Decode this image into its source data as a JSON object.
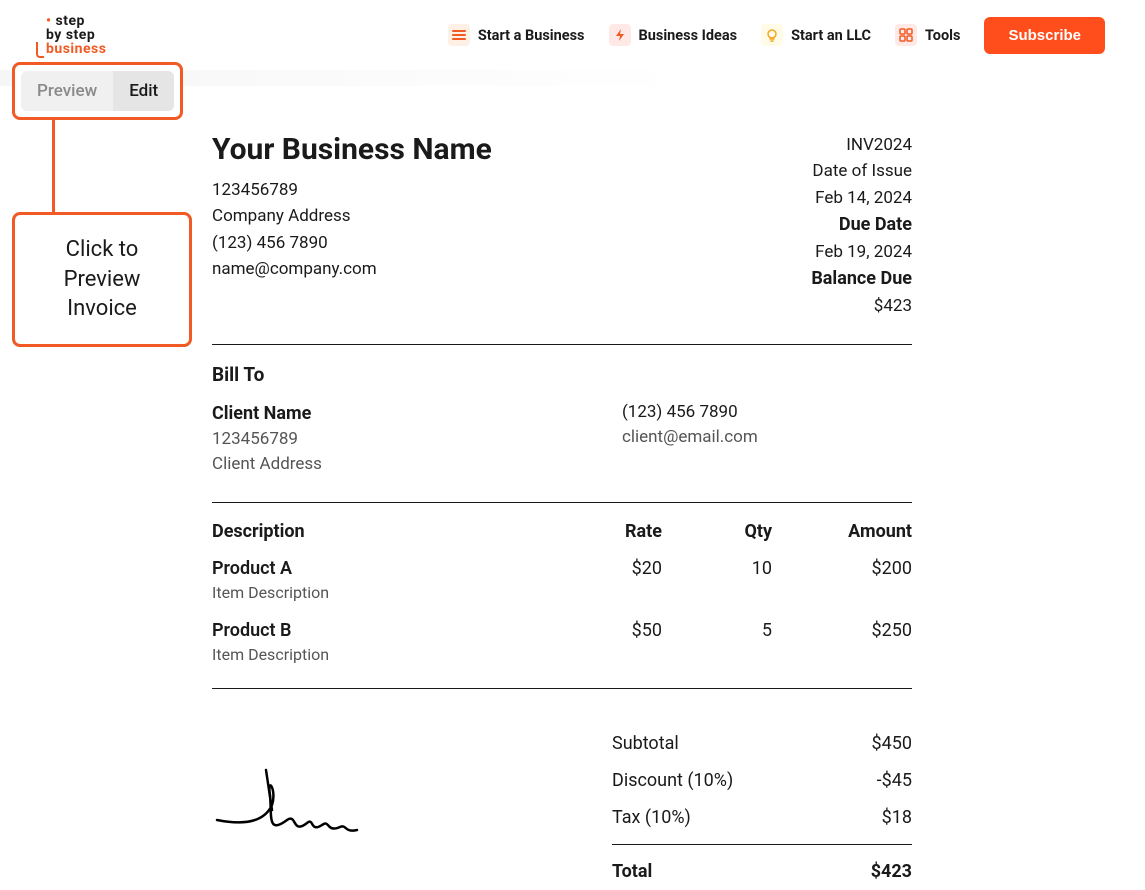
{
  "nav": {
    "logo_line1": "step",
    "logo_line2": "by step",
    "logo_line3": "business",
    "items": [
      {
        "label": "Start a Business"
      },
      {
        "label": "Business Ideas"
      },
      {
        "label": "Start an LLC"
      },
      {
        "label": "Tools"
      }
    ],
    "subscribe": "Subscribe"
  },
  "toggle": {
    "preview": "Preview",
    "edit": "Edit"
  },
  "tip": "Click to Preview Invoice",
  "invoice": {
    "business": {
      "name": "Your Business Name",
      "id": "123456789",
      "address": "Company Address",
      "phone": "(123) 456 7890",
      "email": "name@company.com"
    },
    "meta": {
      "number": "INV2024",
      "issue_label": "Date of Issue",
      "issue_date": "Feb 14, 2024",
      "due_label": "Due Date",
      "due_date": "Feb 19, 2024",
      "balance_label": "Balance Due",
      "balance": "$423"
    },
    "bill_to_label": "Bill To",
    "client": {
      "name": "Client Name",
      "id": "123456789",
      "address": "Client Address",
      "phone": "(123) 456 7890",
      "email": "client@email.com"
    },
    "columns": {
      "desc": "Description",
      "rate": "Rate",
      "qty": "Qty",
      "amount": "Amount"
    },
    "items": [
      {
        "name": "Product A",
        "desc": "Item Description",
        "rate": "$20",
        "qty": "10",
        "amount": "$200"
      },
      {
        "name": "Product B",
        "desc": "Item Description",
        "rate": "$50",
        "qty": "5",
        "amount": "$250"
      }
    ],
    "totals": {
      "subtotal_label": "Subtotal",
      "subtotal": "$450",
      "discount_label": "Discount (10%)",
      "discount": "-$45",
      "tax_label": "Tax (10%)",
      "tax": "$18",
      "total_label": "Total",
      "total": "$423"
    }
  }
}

----

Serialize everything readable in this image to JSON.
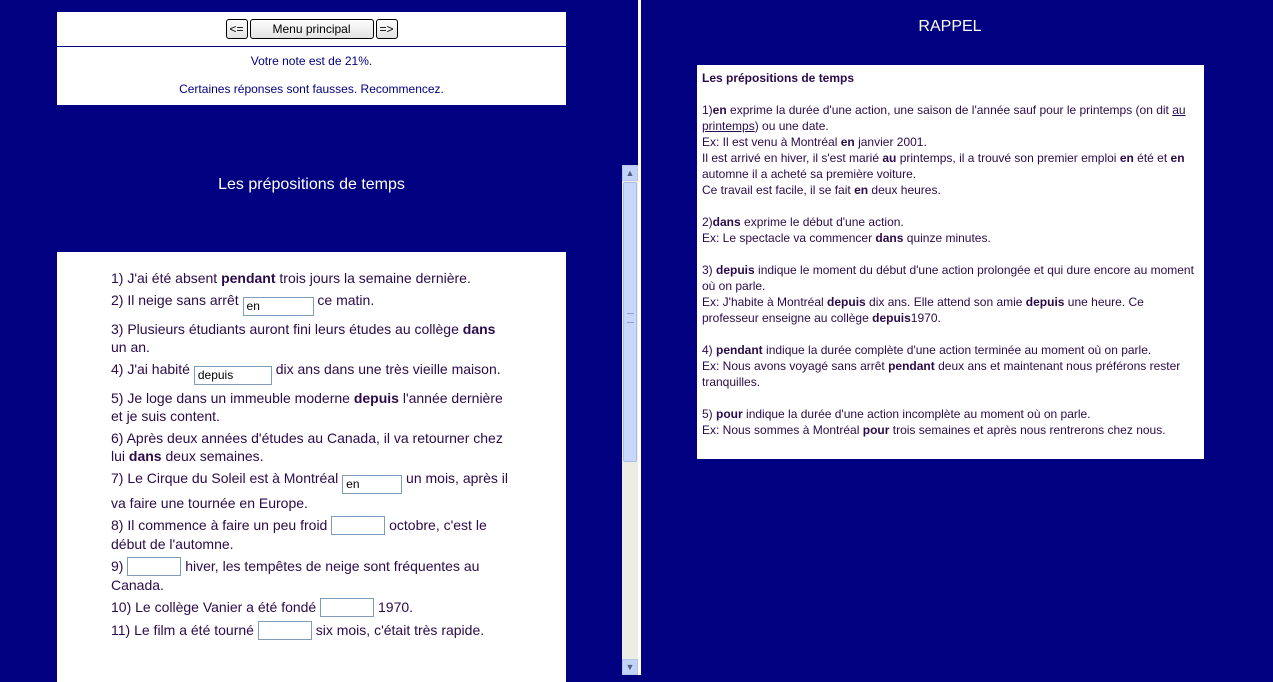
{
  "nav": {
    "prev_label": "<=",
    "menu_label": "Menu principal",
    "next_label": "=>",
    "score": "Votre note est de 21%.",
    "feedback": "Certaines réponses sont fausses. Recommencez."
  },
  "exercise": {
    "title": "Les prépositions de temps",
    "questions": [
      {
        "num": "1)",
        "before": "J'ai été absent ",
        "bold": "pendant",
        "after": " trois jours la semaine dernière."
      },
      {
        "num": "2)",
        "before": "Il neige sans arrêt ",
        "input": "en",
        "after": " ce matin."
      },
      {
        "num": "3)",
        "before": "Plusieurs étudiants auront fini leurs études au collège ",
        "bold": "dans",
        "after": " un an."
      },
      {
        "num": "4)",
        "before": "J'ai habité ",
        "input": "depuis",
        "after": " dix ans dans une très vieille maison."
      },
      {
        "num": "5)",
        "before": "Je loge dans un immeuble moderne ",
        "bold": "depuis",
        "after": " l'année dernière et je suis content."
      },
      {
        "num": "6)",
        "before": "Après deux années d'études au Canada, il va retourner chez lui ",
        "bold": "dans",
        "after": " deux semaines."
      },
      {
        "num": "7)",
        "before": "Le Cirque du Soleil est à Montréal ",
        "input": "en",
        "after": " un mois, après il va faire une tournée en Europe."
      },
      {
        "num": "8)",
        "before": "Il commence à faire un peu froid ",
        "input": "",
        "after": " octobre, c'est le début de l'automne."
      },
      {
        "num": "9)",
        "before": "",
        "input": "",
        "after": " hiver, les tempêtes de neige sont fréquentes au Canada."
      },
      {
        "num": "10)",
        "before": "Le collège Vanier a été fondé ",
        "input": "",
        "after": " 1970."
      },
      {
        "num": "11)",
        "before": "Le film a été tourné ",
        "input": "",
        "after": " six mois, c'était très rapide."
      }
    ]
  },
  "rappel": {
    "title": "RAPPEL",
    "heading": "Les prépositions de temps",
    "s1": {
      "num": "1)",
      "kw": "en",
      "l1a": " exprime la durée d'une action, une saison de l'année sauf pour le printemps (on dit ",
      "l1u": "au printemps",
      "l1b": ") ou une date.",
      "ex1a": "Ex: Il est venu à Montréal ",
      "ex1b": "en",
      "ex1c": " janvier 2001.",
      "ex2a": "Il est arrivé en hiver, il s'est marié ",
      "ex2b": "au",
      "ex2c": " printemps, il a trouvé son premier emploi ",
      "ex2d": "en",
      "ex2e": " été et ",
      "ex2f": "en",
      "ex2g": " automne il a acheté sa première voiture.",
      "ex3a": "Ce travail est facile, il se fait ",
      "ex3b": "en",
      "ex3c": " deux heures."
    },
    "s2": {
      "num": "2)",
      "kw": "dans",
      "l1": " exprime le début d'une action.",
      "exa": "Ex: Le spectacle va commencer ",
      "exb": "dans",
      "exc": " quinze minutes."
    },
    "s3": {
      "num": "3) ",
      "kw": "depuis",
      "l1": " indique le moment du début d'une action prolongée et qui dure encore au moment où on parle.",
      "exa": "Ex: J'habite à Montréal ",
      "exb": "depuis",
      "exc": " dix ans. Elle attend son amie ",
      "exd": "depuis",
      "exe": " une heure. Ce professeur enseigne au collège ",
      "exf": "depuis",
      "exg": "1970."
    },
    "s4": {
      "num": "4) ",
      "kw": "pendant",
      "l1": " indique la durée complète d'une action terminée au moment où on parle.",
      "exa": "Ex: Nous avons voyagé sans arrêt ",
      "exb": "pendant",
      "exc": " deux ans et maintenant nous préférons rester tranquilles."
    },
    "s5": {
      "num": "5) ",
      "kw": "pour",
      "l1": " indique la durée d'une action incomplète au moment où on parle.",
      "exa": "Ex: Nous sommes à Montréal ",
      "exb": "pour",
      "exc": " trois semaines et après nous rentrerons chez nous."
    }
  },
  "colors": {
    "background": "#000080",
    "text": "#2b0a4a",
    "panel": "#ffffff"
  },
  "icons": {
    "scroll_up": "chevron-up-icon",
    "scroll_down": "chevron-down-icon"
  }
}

----

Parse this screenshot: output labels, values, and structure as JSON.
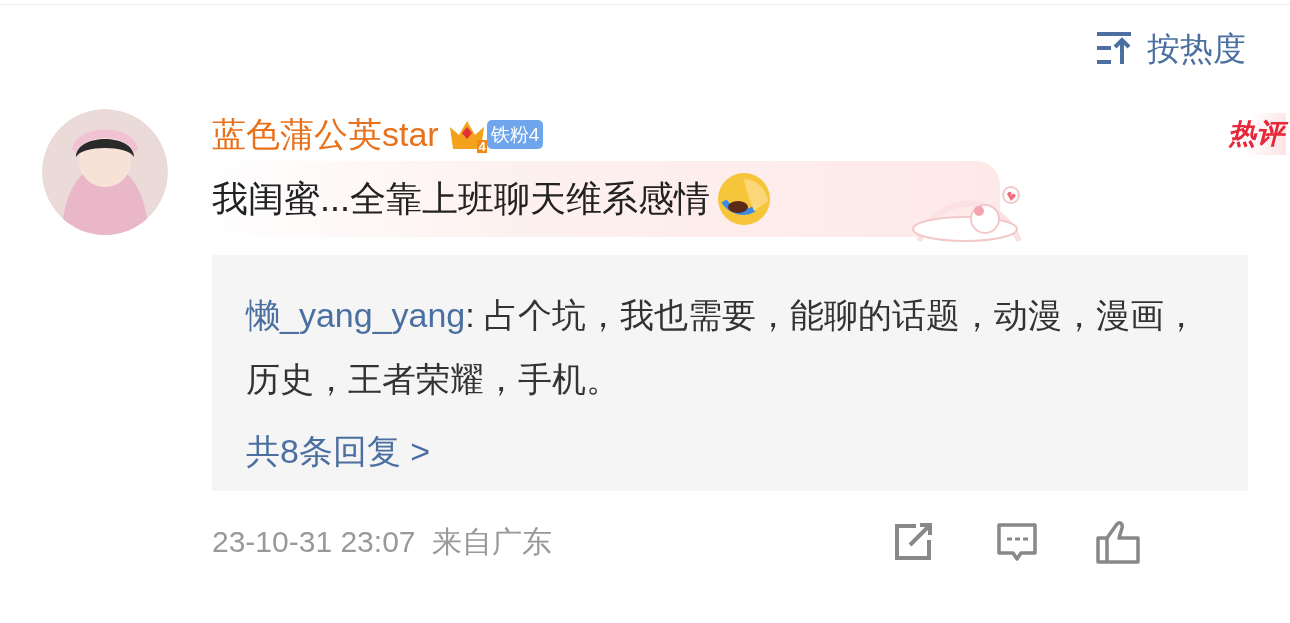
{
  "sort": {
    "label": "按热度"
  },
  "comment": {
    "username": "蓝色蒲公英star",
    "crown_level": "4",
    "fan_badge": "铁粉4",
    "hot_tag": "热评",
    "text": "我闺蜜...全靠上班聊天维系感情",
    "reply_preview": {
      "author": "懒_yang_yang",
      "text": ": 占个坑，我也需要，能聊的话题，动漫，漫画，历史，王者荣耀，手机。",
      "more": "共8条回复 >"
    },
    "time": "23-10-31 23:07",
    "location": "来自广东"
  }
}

----

→ WORK INSTRUCTIONS
Copy all lines in the listing above where the string "début" appears.

→ CORRECT RESPONSE
        "after": " octobre, c'est le début de l'automne."
      "l1": " exprime le début d'une action.",
      "l1": " indique le moment du début d'une action prolongée et qui dure encore au moment où on parle.",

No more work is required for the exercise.